§ Work instructions: The job is to find each line of the records below that includes the word "correct" and copy it.
= = = = = = =
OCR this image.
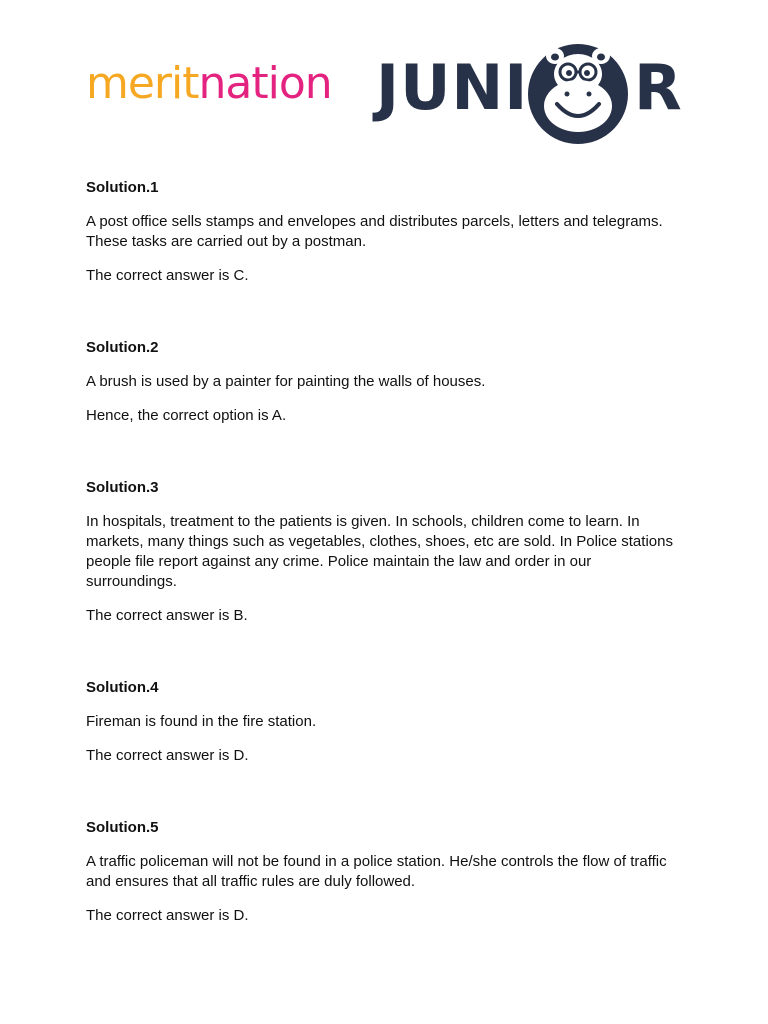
meritnation JUNI R
Solution.1
A post office sells stamps and envelopes and distributes parcels, letters and telegrams. These tasks are carried out by a postman.
The correct answer is C.
Solution.2
A brush is used by a painter for painting the walls of houses.
Hence, the correct option is A.
Solution.3
In hospitals, treatment to the patients is given. In schools, children come to learn. In markets, many things such as vegetables, clothes, shoes, etc are sold. In Police stations people file report against any crime. Police maintain the law and order in our surroundings.
The correct answer is B.
Solution.4
Fireman is found in the fire station.
The correct answer is D.
Solution.5
A traffic policeman will not be found in a police station. He/she controls the flow of traffic and ensures that all traffic rules are duly followed.
The correct answer is D.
= = = = = = =
§ Result:
The correct answer is C.
Hence, the correct option is A.
The correct answer is B.
The correct answer is D.
The correct answer is D.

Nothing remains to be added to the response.